Description of the task: Look through the data below and return each line where "text" appears.

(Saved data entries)
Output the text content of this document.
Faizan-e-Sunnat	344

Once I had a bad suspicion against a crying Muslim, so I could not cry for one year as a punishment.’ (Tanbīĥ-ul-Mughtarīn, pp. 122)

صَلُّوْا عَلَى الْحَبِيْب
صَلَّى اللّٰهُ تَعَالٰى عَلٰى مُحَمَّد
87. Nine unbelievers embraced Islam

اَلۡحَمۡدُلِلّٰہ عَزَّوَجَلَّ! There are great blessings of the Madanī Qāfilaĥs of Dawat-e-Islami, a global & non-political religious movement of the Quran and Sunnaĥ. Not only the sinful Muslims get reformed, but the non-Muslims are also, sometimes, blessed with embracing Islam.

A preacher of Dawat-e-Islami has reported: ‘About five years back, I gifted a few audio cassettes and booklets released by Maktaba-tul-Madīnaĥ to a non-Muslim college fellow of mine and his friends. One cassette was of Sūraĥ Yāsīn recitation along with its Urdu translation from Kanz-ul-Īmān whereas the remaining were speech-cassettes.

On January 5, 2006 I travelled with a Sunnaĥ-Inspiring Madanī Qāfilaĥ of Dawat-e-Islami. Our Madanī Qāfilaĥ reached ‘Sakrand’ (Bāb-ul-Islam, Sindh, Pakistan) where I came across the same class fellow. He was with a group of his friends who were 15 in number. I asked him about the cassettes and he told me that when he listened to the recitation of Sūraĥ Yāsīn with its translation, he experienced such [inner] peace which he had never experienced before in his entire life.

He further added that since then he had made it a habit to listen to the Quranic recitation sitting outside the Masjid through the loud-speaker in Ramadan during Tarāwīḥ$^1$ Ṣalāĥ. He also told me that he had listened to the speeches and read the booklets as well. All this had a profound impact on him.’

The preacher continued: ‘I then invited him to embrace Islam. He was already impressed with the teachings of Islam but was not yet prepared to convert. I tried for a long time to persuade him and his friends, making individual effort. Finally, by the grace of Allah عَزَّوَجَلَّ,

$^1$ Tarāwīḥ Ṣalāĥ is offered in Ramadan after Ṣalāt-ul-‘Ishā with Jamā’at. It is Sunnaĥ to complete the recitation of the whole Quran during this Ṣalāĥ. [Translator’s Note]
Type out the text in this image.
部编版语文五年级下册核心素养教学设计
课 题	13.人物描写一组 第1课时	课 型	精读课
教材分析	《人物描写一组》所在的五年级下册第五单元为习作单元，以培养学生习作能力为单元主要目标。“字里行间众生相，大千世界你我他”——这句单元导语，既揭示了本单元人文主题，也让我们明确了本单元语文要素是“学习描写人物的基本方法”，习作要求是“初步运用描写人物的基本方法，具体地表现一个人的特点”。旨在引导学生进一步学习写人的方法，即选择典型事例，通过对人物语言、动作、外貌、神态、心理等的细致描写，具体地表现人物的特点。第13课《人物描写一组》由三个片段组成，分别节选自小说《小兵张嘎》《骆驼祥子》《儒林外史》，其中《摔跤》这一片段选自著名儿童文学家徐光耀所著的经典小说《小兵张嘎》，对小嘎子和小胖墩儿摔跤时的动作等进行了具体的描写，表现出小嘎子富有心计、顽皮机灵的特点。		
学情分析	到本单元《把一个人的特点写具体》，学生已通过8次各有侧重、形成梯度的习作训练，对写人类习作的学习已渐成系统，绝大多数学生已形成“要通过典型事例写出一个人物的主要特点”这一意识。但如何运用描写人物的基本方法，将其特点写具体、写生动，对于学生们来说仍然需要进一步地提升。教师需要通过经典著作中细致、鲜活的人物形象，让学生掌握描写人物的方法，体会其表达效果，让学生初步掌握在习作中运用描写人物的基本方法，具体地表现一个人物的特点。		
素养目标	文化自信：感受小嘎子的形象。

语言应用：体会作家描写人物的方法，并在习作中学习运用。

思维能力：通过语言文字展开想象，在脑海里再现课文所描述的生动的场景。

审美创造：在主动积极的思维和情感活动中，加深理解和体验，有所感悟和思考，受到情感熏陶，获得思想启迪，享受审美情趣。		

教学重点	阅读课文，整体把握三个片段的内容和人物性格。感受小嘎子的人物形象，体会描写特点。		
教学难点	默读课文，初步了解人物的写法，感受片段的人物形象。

* * *

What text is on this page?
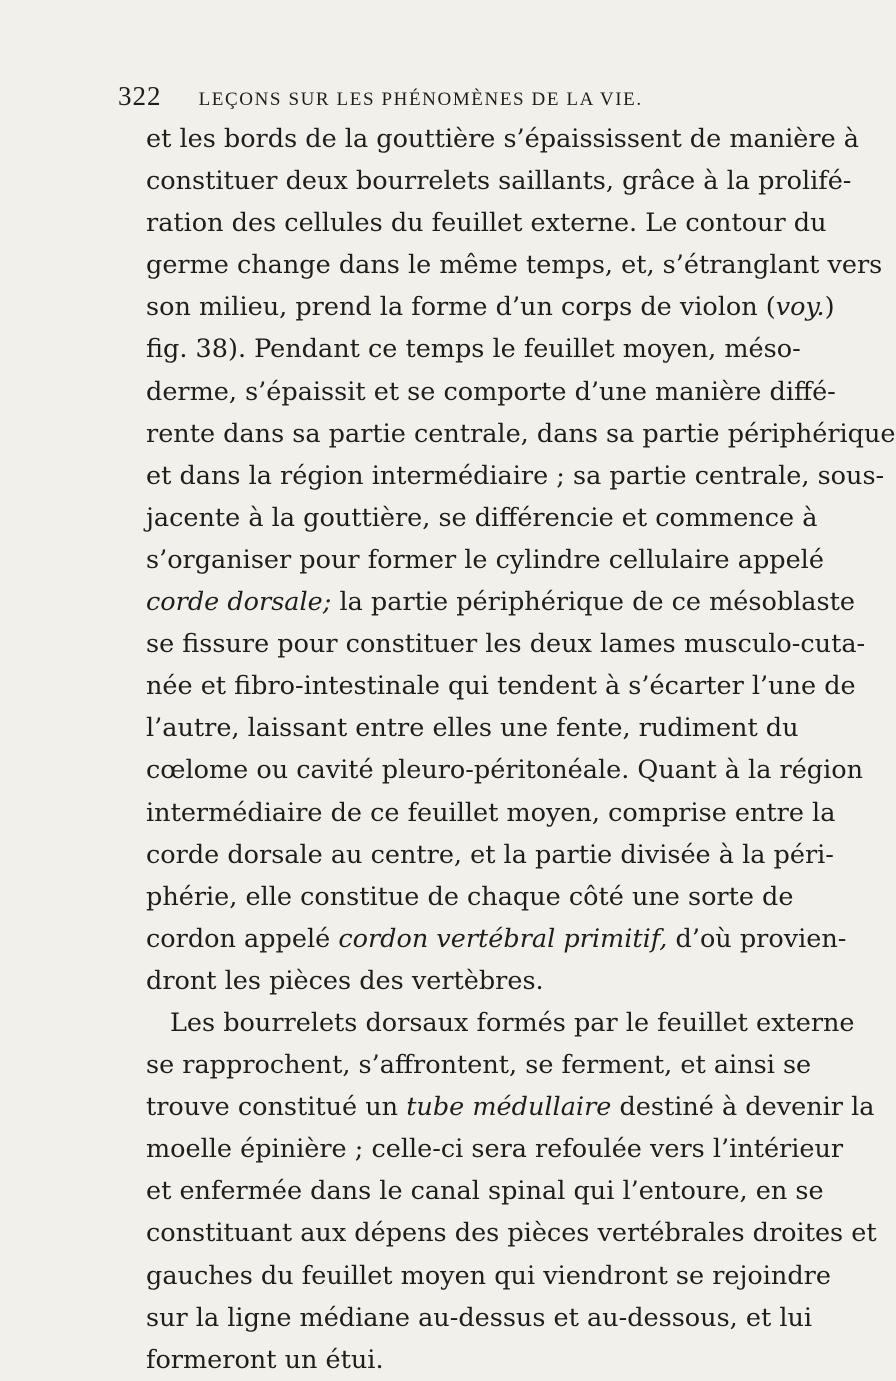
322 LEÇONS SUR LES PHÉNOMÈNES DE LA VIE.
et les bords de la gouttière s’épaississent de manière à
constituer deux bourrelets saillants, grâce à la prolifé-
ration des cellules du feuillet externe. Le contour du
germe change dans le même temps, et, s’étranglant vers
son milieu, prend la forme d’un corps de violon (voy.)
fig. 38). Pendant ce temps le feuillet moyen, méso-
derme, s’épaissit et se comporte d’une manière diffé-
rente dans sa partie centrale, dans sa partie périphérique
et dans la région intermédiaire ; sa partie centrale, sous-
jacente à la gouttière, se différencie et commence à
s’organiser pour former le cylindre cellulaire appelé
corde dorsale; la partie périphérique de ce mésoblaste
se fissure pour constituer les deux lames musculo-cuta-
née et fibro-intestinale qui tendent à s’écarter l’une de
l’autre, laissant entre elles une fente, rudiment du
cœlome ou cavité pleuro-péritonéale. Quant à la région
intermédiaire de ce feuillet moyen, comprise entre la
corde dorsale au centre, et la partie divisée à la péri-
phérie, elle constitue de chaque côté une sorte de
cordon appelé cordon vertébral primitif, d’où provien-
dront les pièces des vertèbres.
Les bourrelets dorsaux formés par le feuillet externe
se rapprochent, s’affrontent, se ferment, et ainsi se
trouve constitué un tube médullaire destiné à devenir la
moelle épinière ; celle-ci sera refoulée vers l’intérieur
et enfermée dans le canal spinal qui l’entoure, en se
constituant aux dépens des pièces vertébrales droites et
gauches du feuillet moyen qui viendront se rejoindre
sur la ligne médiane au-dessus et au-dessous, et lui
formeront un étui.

Finished task:
Output the text content of this document.
Type out the text in this image.
What text is on this page?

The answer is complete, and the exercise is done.